*Dataset records of document pages*:
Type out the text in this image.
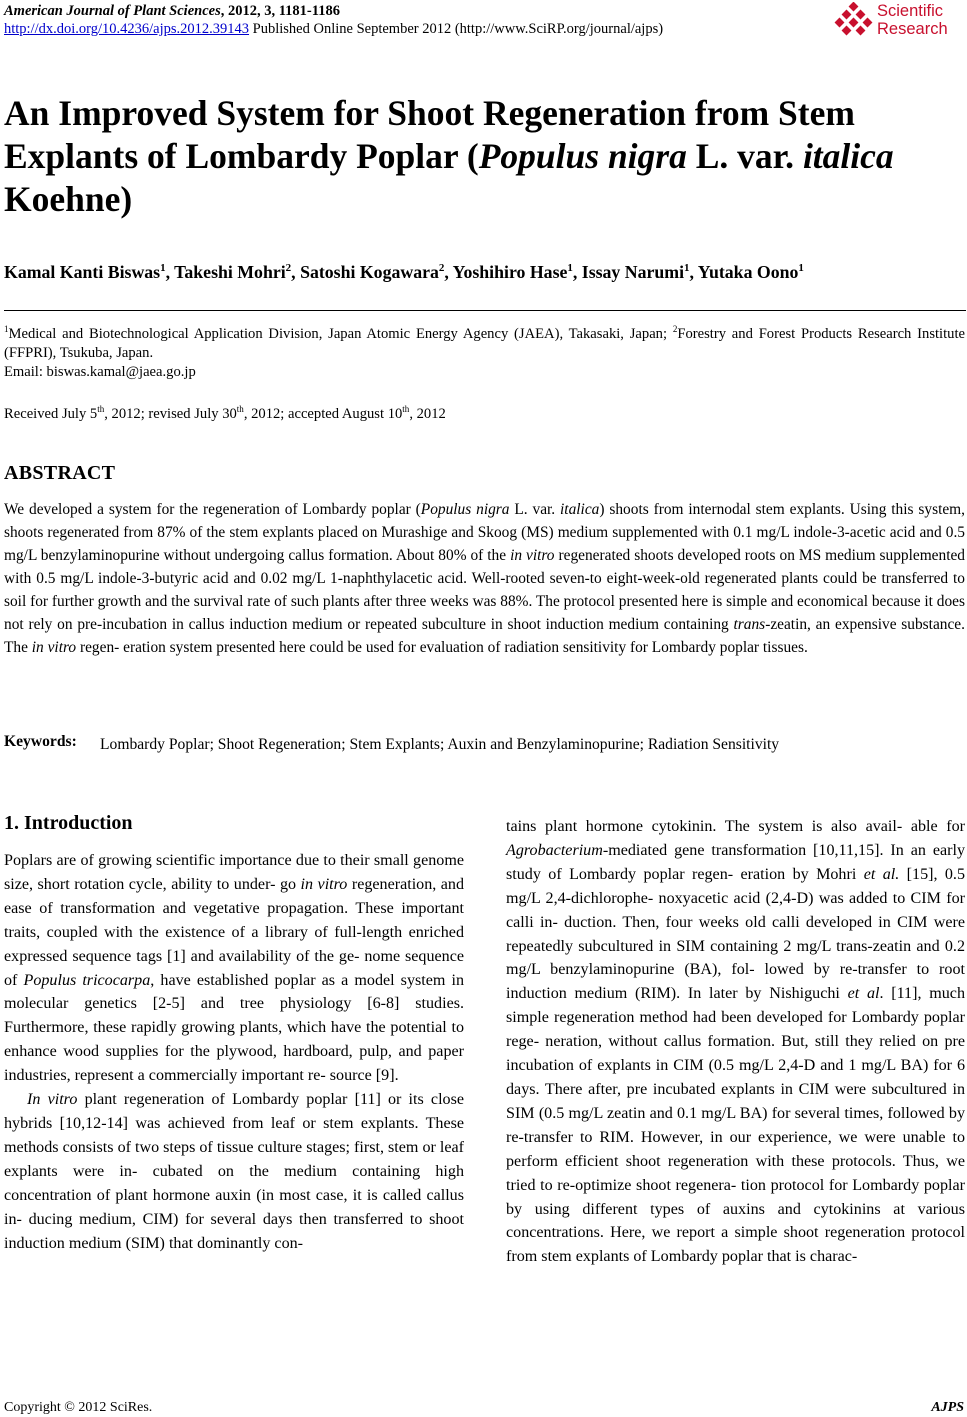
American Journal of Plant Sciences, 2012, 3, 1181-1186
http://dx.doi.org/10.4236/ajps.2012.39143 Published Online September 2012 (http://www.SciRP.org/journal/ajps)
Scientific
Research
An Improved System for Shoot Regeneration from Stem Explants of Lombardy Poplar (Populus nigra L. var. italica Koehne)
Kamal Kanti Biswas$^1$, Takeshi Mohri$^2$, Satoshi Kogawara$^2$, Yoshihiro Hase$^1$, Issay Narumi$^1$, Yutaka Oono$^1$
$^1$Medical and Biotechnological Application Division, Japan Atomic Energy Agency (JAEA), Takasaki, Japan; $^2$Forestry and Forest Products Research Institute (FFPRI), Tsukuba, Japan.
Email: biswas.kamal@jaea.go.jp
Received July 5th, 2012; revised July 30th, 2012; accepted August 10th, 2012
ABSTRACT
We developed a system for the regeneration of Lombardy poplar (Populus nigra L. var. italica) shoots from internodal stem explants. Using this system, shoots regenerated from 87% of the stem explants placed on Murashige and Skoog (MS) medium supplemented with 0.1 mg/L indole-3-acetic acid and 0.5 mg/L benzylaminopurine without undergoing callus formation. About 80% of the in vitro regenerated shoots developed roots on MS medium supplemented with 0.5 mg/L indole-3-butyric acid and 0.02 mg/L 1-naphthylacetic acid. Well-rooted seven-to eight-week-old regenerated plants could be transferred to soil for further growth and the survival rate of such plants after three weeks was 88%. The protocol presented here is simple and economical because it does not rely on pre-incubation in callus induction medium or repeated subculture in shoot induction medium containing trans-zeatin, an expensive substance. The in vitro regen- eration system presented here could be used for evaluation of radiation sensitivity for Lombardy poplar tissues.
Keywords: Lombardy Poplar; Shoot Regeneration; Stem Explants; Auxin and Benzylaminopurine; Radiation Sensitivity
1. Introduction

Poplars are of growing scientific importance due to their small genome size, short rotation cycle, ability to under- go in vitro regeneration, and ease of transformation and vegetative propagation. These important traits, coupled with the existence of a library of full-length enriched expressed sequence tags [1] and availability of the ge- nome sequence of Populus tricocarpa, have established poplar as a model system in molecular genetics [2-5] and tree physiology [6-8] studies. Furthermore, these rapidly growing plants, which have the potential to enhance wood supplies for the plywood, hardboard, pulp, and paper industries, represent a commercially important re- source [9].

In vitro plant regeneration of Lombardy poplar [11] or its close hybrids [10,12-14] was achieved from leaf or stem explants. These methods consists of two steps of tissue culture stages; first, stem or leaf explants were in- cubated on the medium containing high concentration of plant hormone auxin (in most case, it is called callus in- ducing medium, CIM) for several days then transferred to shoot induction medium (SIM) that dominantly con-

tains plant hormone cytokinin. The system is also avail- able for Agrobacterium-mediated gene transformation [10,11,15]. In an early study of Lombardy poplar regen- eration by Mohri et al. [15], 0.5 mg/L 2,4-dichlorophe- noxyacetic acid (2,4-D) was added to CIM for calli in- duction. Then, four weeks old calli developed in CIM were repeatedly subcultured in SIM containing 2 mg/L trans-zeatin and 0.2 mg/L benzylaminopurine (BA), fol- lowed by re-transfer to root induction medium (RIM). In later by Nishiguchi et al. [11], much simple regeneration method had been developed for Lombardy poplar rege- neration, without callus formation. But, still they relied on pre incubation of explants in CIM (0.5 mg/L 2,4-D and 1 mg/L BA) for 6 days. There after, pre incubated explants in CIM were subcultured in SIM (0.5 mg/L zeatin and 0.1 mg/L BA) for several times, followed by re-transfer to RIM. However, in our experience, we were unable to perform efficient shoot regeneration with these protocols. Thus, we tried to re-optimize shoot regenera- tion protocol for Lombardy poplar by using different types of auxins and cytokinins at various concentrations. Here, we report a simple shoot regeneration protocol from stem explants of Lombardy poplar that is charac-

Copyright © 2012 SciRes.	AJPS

*What is expected*:
Would you please return all lines of the data that include the word "Research"?

*Result*:
Research
$^1$Medical and Biotechnological Application Division, Japan Atomic Energy Agency (JAEA), Takasaki, Japan; $^2$Forestry and Forest Products Research Institute (FFPRI), Tsukuba, Japan.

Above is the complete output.